Work to do: Switch every "bar-segment" in the records to "bar-block", keeping everything else the same. Leave the pictures out.

Given records:
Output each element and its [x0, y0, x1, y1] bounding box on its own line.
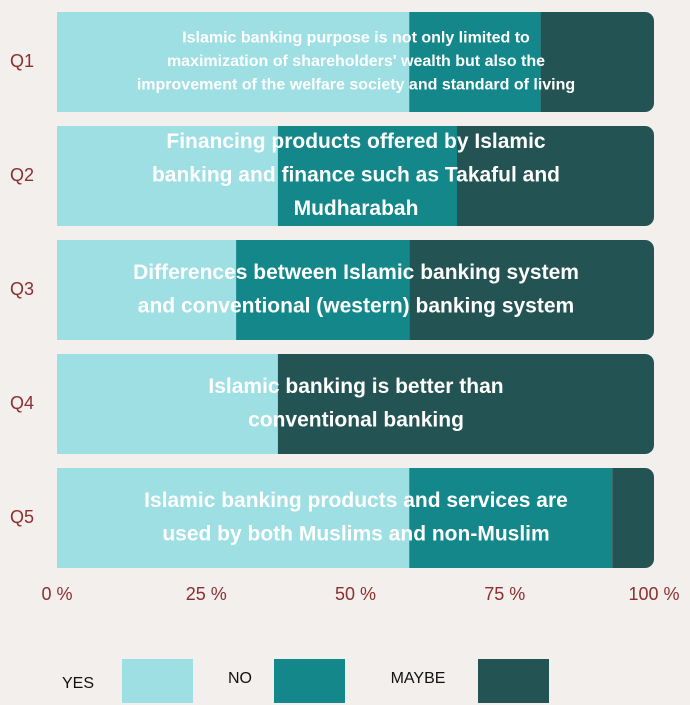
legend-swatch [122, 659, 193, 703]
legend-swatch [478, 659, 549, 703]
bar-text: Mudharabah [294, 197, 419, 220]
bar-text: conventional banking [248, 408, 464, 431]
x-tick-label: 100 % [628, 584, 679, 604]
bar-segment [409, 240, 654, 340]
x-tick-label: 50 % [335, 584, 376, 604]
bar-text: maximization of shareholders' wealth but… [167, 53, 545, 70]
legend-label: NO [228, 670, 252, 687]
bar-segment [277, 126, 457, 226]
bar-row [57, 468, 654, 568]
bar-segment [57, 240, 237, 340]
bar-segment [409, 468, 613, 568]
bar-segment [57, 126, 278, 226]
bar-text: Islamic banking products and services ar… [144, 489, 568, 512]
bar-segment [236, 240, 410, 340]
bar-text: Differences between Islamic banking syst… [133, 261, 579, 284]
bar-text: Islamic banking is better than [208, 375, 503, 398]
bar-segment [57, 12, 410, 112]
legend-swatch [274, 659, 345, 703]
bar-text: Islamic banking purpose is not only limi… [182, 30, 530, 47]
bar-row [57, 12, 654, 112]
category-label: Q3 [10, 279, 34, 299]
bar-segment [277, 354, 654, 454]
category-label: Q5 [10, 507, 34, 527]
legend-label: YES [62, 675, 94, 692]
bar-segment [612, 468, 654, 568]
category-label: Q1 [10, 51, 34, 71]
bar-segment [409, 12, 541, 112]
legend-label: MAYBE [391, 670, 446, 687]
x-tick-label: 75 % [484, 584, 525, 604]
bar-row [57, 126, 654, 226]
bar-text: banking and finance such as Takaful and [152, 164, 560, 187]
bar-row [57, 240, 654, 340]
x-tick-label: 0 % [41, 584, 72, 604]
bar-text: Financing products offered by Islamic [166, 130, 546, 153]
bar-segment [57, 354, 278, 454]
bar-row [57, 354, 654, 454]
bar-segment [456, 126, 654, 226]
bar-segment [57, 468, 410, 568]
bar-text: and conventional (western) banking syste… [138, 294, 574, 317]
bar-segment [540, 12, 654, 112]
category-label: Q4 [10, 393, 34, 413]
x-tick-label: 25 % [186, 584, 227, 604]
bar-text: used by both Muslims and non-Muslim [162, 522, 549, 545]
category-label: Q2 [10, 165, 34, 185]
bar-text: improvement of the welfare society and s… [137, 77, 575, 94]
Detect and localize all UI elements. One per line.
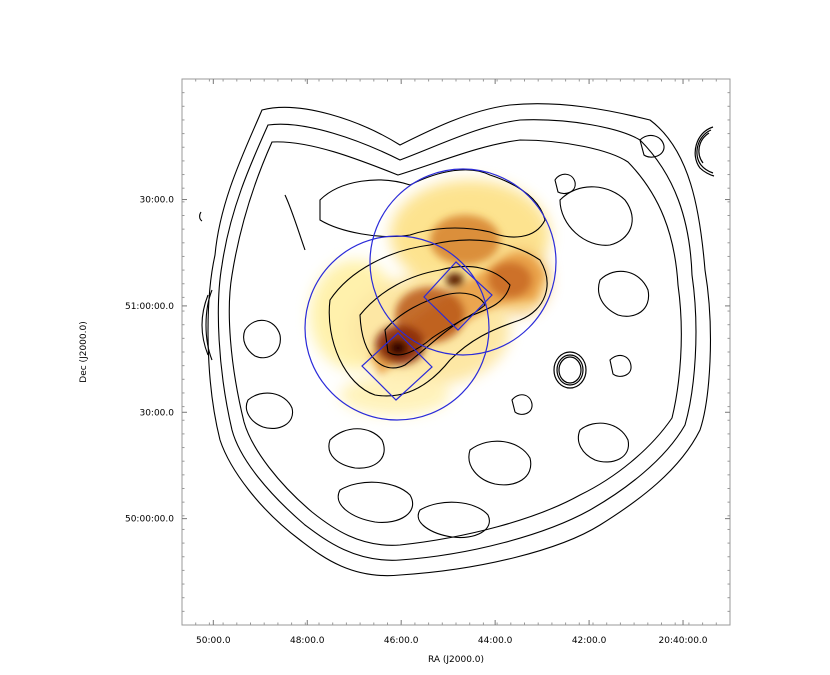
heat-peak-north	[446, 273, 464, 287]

Answer to this problem:
Output each element and its [x0, y0, x1, y1] bounding box on its own line.
legend-swatch [122, 659, 193, 703]
legend-swatch [478, 659, 549, 703]
bar-text: Mudharabah [294, 197, 419, 220]
bar-text: conventional banking [248, 408, 464, 431]
x-tick-label: 100 % [628, 584, 679, 604]
bar-block [409, 240, 654, 340]
x-tick-label: 50 % [335, 584, 376, 604]
bar-text: maximization of shareholders' wealth but… [167, 53, 545, 70]
legend-label: NO [228, 670, 252, 687]
bar-block [277, 126, 457, 226]
bar-row [57, 468, 654, 568]
bar-block [57, 240, 237, 340]
bar-block [409, 468, 613, 568]
bar-block [57, 126, 278, 226]
bar-text: Islamic banking products and services ar… [144, 489, 568, 512]
bar-block [236, 240, 410, 340]
bar-text: Differences between Islamic banking syst… [133, 261, 579, 284]
bar-text: Islamic banking is better than [208, 375, 503, 398]
bar-block [57, 12, 410, 112]
legend-swatch [274, 659, 345, 703]
bar-text: Islamic banking purpose is not only limi… [182, 30, 530, 47]
bar-row [57, 12, 654, 112]
category-label: Q3 [10, 279, 34, 299]
bar-block [277, 354, 654, 454]
category-label: Q5 [10, 507, 34, 527]
legend-label: YES [62, 675, 94, 692]
bar-block [612, 468, 654, 568]
category-label: Q1 [10, 51, 34, 71]
bar-block [409, 12, 541, 112]
legend-label: MAYBE [391, 670, 446, 687]
x-tick-label: 75 % [484, 584, 525, 604]
bar-row [57, 126, 654, 226]
bar-text: banking and finance such as Takaful and [152, 164, 560, 187]
bar-row [57, 240, 654, 340]
x-tick-label: 0 % [41, 584, 72, 604]
bar-text: Financing products offered by Islamic [166, 130, 546, 153]
bar-block [57, 354, 278, 454]
bar-row [57, 354, 654, 454]
bar-block [456, 126, 654, 226]
bar-block [57, 468, 410, 568]
bar-text: and conventional (western) banking syste… [138, 294, 574, 317]
bar-block [540, 12, 654, 112]
category-label: Q4 [10, 393, 34, 413]
x-tick-label: 25 % [186, 584, 227, 604]
bar-text: used by both Muslims and non-Muslim [162, 522, 549, 545]
category-label: Q2 [10, 165, 34, 185]
bar-text: improvement of the welfare society and s… [137, 77, 575, 94]
Detect and localize all UI elements. One per line.
heat-peak-north	[446, 273, 464, 287]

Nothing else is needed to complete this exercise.